--- Exercise description ---
Write out all of the entries that follow, word for word, but skip the pictures.

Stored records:
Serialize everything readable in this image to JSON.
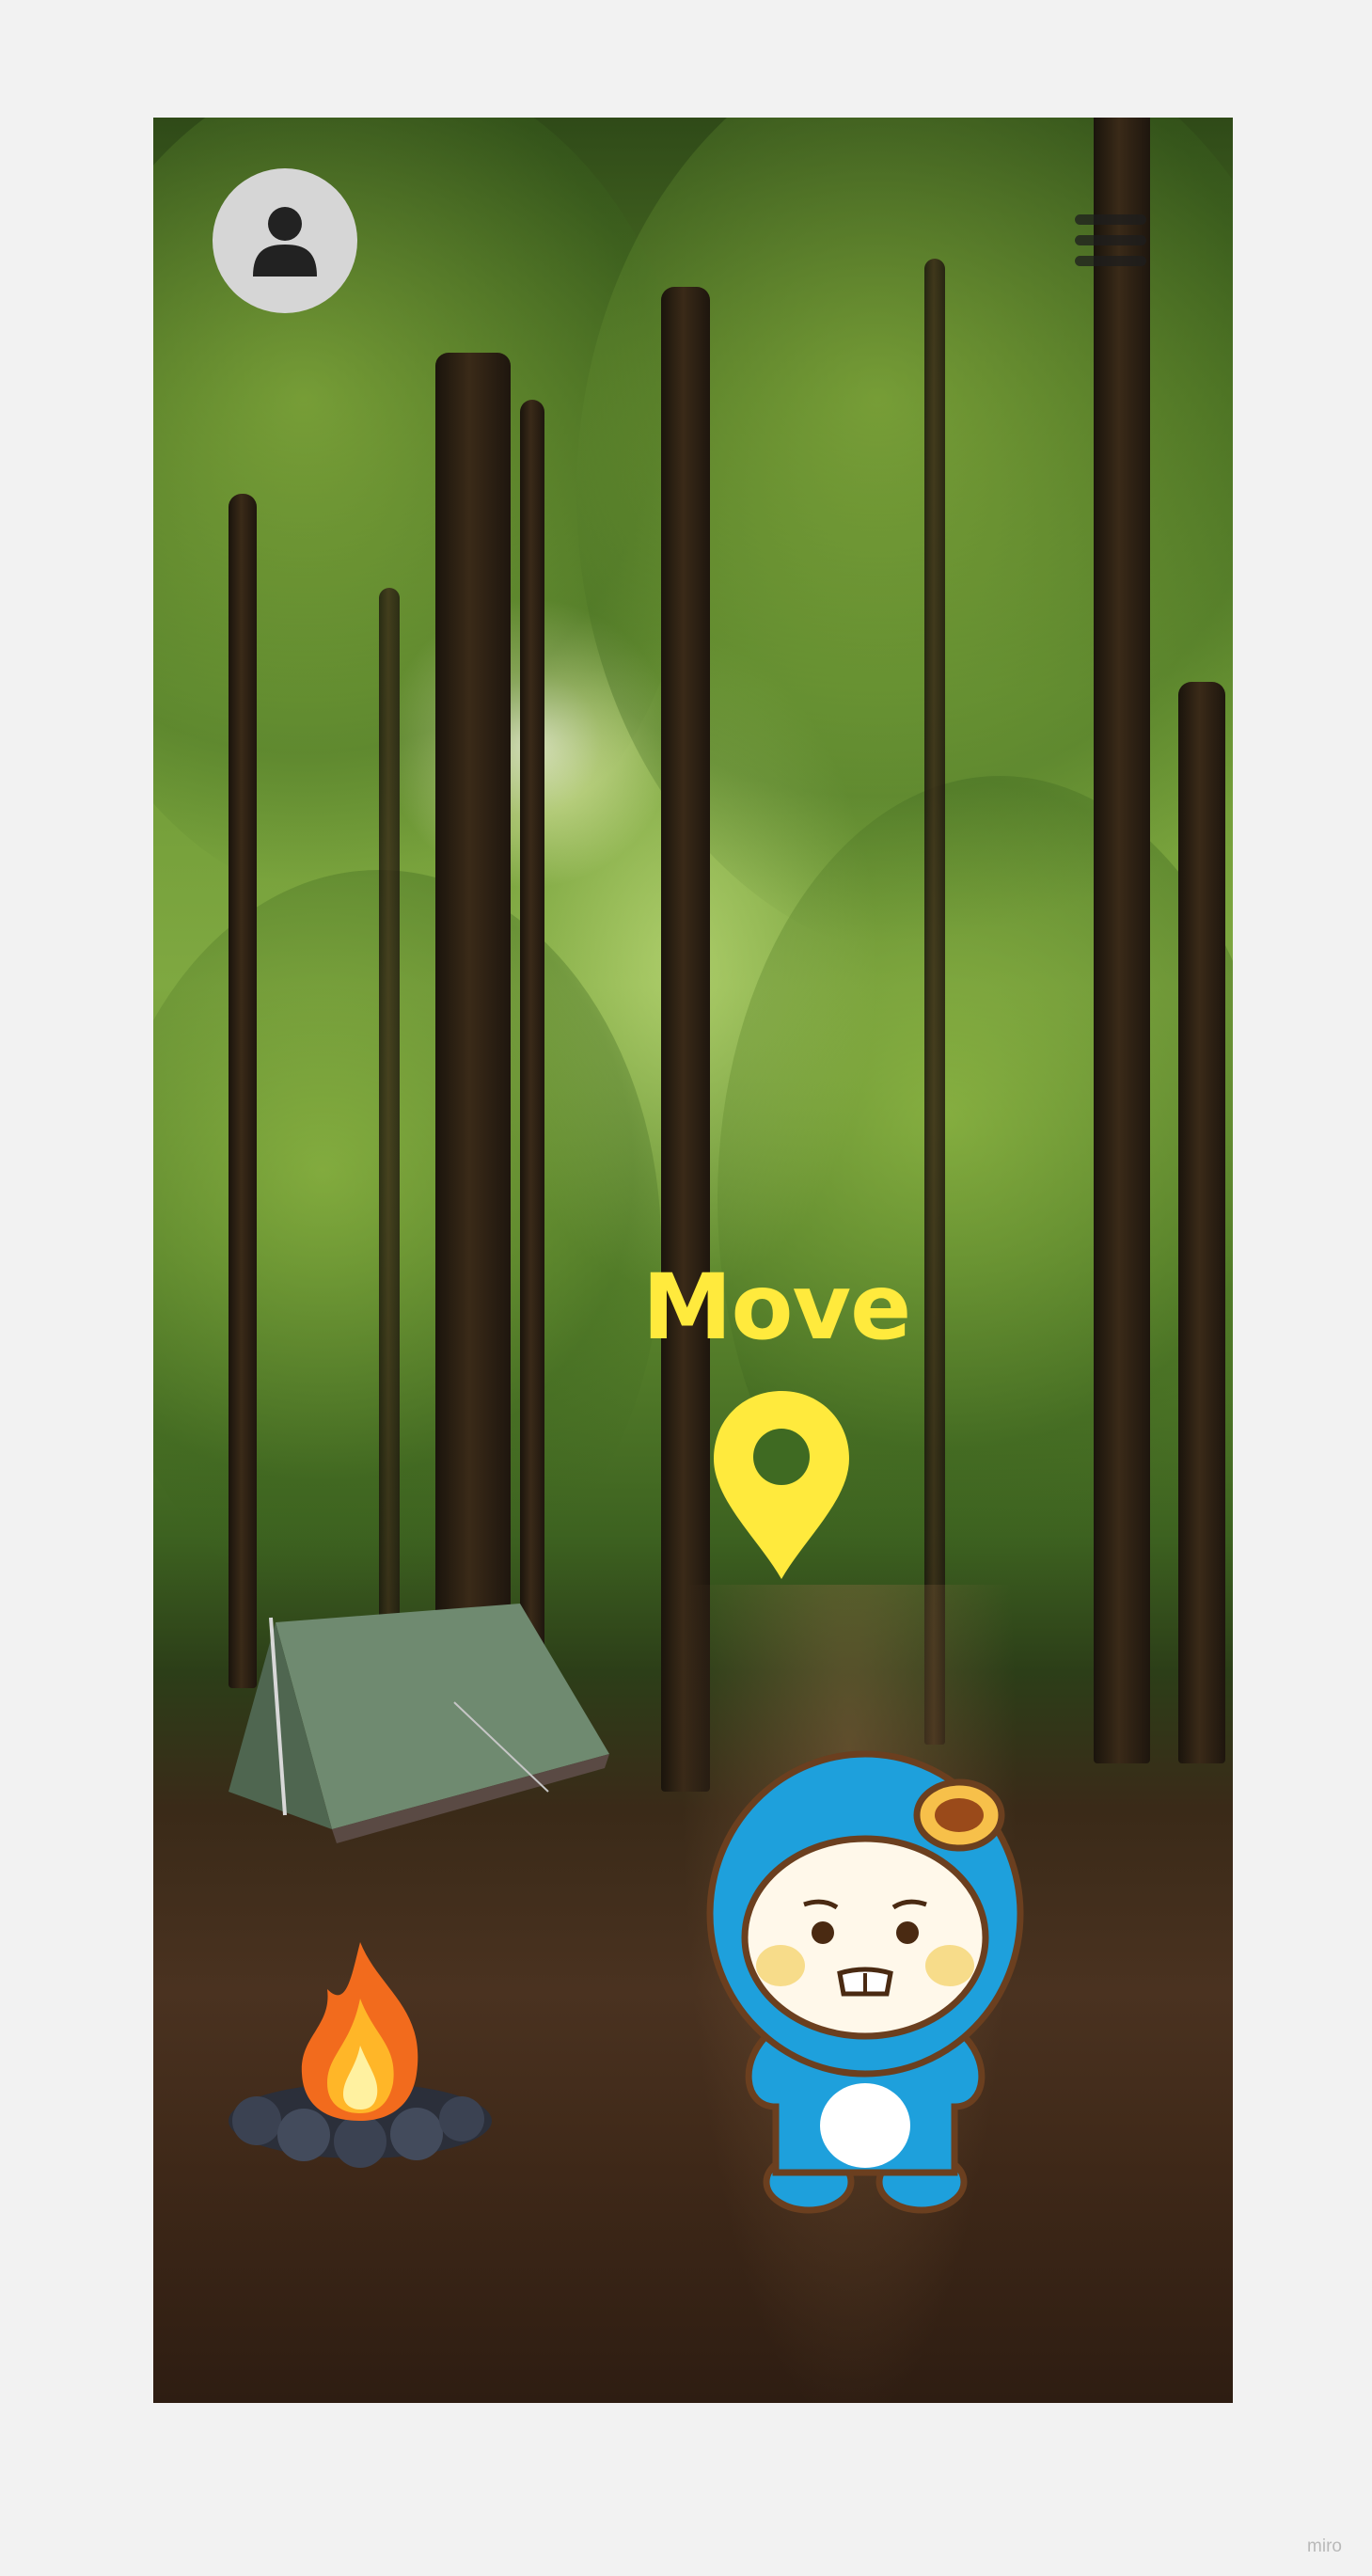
{
  "scene": {
    "background": "forest-clearing-illustration",
    "accent_color": "#ffea3d"
  },
  "header": {
    "profile_icon": "user-avatar-icon",
    "menu_icon": "hamburger-menu-icon"
  },
  "actions": {
    "move_label": "Move",
    "move_icon": "map-pin-icon"
  },
  "objects": {
    "tent": "tent-icon",
    "campfire": "campfire-icon",
    "character": "blue-mascot-character"
  },
  "footer": {
    "watermark": "miro"
  }
}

--- Result ---
Serialize everything readable in this image to JSON.
{
  "scene": {
    "background": "forest-clearing-illustration",
    "accent_color": "#ffea3d"
  },
  "header": {
    "profile_icon": "user-avatar-icon",
    "menu_icon": "hamburger-menu-icon"
  },
  "actions": {
    "move_label": "Move",
    "move_icon": "map-pin-icon"
  },
  "objects": {
    "tent": "tent-icon",
    "campfire": "campfire-icon",
    "character": "blue-mascot-character"
  },
  "footer": {
    "watermark": "miro"
  }
}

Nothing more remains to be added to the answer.